— start —

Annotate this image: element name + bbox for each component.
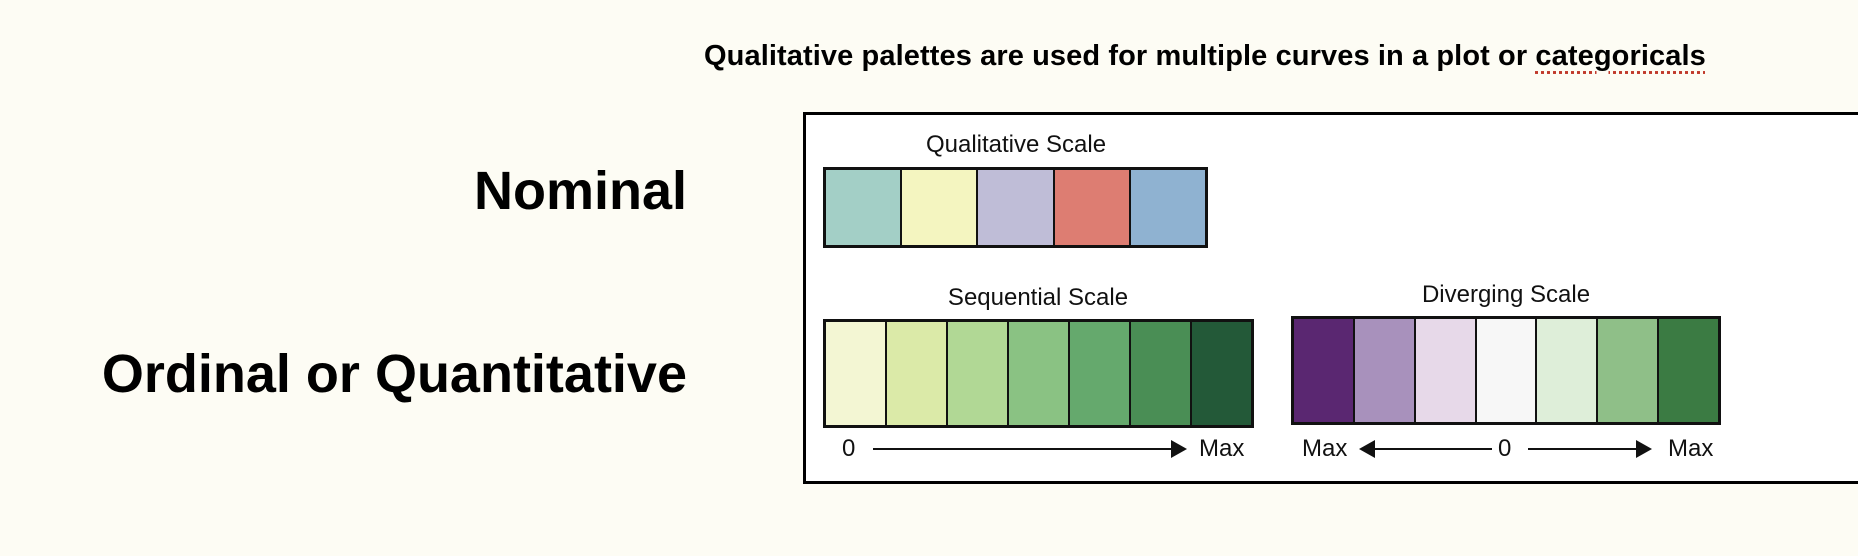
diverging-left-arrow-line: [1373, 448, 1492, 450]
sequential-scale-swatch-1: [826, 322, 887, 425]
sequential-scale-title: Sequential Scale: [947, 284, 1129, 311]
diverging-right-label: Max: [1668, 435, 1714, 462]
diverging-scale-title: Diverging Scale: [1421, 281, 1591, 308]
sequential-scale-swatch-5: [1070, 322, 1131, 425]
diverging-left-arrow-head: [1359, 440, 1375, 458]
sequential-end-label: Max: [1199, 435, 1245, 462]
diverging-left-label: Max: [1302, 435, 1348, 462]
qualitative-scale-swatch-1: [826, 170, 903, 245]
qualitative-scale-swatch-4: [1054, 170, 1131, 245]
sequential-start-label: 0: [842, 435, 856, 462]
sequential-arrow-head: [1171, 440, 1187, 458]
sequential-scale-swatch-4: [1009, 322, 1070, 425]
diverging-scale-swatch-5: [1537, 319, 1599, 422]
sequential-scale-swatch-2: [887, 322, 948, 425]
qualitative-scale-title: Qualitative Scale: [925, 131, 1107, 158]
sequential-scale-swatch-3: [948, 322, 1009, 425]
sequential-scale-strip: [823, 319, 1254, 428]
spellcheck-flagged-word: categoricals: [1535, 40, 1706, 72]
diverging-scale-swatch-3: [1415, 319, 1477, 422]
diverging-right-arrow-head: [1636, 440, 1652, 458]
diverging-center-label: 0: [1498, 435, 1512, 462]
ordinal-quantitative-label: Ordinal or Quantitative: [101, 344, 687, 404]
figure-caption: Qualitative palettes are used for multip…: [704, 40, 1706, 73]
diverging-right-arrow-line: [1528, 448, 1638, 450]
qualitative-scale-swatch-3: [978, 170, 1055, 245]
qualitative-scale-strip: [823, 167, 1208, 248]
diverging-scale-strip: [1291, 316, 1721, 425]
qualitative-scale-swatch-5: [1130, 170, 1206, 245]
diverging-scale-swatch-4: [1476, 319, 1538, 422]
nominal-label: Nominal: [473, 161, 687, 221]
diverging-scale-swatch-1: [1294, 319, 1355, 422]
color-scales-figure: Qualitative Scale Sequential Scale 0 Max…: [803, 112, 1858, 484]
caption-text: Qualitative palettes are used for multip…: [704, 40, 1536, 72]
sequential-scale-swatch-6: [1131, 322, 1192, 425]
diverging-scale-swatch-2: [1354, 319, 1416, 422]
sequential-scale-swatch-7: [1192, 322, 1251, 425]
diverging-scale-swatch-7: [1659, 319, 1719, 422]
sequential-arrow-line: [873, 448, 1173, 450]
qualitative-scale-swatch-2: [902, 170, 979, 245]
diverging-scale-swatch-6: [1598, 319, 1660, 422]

— end —

• **What is expected**
Copy out again, unchanged, the stretch of the material from the line containing "diverging-left-arrow-line: [1373, 448, 1492, 450]" through the line containing "diverging-left-label: Max: [1302, 435, 1348, 462]".

• **Reply**
diverging-left-arrow-line: [1373, 448, 1492, 450]
sequential-scale-swatch-1: [826, 322, 887, 425]
sequential-scale-title: Sequential Scale: [947, 284, 1129, 311]
diverging-right-label: Max: [1668, 435, 1714, 462]
diverging-scale-title: Diverging Scale: [1421, 281, 1591, 308]
sequential-scale-swatch-5: [1070, 322, 1131, 425]
diverging-left-arrow-head: [1359, 440, 1375, 458]
sequential-end-label: Max: [1199, 435, 1245, 462]
diverging-left-label: Max: [1302, 435, 1348, 462]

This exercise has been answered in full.